Exercise brief:
Where a line contains the word "Tidslinjen", copy that line in full.

Entries shown:

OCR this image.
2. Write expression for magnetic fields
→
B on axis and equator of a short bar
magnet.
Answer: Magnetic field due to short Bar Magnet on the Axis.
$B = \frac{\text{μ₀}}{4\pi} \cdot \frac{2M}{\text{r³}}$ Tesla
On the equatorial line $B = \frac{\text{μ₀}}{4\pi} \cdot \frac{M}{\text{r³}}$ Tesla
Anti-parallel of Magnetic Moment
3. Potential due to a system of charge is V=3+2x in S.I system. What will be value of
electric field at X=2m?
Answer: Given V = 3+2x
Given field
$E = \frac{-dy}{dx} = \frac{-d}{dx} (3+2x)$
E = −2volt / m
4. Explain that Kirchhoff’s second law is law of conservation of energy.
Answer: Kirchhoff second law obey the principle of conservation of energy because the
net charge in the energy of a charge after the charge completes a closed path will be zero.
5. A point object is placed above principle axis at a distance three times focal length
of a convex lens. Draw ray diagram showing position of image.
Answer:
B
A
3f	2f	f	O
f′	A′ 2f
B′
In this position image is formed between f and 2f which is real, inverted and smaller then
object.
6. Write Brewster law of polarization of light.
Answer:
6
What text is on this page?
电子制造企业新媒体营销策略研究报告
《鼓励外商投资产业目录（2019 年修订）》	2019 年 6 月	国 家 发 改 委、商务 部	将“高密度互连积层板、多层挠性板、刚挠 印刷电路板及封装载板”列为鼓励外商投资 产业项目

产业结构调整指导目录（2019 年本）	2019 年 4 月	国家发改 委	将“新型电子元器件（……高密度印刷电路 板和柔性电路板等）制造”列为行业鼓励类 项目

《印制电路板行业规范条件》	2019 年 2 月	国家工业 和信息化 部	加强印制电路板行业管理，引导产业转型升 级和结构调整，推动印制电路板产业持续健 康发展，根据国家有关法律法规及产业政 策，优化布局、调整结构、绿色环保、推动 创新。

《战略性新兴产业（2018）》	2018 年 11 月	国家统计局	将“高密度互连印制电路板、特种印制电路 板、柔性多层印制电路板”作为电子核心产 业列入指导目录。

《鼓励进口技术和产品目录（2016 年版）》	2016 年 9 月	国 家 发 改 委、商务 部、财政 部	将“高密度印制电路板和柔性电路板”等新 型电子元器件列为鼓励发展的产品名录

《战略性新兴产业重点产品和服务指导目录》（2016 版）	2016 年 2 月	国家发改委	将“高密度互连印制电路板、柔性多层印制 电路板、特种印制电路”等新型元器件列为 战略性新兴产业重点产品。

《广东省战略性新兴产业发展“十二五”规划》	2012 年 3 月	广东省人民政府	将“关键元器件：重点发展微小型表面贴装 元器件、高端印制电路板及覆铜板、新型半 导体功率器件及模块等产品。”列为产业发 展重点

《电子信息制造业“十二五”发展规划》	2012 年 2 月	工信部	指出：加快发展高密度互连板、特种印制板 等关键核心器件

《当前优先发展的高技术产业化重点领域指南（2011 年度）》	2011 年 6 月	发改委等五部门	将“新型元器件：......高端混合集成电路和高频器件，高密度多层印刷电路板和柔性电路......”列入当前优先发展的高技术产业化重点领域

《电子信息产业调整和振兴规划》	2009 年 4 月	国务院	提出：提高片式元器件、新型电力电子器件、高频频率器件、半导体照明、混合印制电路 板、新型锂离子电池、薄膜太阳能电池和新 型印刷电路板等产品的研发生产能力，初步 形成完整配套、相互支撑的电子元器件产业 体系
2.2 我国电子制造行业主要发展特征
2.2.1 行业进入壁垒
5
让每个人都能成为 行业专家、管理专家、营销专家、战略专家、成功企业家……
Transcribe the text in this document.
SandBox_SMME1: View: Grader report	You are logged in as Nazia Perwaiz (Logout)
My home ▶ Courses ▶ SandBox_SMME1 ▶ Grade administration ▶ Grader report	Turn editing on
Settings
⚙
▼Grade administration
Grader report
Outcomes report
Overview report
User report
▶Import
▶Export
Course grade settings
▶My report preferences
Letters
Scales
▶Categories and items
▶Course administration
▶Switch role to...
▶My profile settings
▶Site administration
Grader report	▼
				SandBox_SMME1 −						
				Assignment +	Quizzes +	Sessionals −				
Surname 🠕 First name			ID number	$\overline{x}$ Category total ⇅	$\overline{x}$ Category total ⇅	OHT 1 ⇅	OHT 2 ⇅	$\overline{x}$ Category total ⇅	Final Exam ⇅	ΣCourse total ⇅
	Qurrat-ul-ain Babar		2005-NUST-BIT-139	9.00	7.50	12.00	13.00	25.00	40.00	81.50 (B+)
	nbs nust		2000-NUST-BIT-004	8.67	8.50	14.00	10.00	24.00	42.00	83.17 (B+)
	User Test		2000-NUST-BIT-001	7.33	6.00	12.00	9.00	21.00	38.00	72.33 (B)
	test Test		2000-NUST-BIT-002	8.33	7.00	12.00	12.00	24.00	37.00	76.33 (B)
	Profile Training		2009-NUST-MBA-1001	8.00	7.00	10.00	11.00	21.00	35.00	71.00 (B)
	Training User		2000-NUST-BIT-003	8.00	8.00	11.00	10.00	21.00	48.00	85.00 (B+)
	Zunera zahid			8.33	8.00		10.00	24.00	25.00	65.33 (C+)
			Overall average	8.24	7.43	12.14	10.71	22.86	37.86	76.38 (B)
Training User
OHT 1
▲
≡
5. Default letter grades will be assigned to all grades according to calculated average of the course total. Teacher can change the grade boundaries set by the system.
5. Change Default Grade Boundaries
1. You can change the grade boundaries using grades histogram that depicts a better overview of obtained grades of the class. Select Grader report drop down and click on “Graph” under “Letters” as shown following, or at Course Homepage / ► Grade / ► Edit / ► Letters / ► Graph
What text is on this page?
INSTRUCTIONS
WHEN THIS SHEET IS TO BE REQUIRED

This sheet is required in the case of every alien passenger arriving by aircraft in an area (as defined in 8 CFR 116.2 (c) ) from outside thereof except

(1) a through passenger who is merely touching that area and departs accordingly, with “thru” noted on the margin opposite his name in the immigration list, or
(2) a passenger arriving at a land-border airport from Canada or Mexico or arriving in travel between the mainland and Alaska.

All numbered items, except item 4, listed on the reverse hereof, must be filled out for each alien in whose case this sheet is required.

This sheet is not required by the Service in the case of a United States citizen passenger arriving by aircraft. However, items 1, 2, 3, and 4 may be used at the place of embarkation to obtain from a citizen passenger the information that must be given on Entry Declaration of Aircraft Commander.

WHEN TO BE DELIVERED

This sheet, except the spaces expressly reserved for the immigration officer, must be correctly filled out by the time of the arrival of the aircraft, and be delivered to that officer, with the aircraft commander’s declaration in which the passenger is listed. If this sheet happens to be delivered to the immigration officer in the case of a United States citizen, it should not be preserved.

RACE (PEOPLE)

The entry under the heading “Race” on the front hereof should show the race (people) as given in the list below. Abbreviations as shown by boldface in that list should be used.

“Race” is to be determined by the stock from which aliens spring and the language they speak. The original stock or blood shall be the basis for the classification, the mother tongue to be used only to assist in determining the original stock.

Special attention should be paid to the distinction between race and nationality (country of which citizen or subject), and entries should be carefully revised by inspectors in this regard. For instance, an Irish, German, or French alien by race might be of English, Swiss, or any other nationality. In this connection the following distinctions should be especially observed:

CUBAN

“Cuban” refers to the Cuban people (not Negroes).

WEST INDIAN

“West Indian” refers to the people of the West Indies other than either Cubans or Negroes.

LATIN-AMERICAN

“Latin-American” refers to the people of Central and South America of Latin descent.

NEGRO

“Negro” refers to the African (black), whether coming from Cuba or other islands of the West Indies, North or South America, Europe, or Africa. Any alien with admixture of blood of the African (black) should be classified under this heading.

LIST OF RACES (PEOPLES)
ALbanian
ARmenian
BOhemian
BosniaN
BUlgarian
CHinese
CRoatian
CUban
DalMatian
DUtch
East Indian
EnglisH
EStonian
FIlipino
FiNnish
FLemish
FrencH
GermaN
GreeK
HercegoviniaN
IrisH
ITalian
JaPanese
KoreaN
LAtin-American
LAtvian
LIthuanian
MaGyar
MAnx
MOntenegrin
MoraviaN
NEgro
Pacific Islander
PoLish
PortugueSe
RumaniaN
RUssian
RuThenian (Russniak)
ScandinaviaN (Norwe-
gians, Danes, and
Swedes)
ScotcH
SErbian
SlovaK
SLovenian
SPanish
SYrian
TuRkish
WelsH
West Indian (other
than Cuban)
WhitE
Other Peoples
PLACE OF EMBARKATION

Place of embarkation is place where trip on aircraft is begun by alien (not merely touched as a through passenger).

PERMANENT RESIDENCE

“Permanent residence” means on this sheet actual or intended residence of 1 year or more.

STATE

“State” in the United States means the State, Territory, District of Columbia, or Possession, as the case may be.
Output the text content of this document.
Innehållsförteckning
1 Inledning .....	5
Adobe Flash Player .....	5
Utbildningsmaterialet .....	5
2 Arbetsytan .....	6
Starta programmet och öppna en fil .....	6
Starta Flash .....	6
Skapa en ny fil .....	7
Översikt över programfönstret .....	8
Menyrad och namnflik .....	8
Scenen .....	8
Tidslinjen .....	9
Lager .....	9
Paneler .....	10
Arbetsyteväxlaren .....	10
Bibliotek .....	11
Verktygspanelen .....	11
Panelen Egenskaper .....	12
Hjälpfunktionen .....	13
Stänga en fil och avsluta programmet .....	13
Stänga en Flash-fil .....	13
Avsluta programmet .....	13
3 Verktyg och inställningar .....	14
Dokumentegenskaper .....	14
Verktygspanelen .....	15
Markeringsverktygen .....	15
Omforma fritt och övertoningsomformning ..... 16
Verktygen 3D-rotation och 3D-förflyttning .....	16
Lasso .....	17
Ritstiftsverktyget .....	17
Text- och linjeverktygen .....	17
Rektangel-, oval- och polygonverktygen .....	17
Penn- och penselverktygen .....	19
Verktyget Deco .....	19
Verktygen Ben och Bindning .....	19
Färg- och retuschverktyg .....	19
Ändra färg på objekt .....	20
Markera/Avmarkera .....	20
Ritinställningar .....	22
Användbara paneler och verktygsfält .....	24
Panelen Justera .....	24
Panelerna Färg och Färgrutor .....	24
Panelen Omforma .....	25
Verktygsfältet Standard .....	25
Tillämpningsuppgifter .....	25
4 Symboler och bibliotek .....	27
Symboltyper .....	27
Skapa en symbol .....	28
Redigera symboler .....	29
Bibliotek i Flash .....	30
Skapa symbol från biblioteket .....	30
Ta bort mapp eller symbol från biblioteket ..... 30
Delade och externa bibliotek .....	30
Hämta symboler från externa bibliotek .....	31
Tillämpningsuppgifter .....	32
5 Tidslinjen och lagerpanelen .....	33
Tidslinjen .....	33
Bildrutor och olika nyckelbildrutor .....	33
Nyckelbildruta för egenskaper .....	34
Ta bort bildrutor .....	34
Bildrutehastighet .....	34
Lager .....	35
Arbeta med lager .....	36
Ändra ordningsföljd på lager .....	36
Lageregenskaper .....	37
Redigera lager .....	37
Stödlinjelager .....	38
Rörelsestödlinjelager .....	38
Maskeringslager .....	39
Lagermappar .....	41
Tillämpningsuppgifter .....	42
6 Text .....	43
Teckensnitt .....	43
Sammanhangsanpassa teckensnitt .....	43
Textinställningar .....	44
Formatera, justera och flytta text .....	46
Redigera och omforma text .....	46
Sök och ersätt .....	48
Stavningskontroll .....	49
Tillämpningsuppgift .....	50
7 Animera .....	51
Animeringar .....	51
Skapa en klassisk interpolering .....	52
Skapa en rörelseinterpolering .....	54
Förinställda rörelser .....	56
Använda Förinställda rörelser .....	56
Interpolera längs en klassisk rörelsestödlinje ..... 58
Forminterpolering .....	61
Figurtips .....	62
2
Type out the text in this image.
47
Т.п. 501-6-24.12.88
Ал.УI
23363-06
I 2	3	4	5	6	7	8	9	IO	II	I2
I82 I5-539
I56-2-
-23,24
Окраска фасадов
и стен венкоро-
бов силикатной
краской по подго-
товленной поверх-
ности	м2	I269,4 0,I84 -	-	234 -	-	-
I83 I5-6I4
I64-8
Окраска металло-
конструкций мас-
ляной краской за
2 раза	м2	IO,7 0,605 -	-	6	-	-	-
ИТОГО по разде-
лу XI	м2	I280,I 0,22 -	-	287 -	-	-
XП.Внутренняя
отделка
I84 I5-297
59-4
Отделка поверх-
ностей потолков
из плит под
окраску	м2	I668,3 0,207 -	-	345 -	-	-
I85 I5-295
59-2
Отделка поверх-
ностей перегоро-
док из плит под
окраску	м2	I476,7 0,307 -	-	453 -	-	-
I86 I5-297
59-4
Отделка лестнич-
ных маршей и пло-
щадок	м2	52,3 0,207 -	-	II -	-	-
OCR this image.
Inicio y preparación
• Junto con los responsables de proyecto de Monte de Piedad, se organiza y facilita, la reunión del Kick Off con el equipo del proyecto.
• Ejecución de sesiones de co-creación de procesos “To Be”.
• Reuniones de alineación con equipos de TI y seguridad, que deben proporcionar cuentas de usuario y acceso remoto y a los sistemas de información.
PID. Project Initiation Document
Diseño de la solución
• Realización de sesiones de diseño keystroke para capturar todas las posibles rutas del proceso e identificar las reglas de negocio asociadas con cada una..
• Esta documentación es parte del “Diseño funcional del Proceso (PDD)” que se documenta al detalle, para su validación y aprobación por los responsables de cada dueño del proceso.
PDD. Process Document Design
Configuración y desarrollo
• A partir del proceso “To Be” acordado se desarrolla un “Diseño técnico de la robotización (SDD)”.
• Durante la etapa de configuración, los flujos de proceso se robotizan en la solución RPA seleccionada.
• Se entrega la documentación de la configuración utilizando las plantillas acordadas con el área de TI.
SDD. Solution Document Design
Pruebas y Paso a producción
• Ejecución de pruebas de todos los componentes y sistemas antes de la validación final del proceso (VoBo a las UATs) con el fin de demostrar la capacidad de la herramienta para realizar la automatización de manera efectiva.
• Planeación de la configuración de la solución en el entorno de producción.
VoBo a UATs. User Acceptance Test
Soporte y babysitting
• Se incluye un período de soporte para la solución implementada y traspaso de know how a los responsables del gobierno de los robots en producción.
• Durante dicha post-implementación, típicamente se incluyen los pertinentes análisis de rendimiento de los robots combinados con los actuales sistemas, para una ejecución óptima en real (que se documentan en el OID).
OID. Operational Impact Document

Solved exercise:
Tidslinjen .....	9
5 Tidslinjen och lagerpanelen .....	33
Tidslinjen .....	33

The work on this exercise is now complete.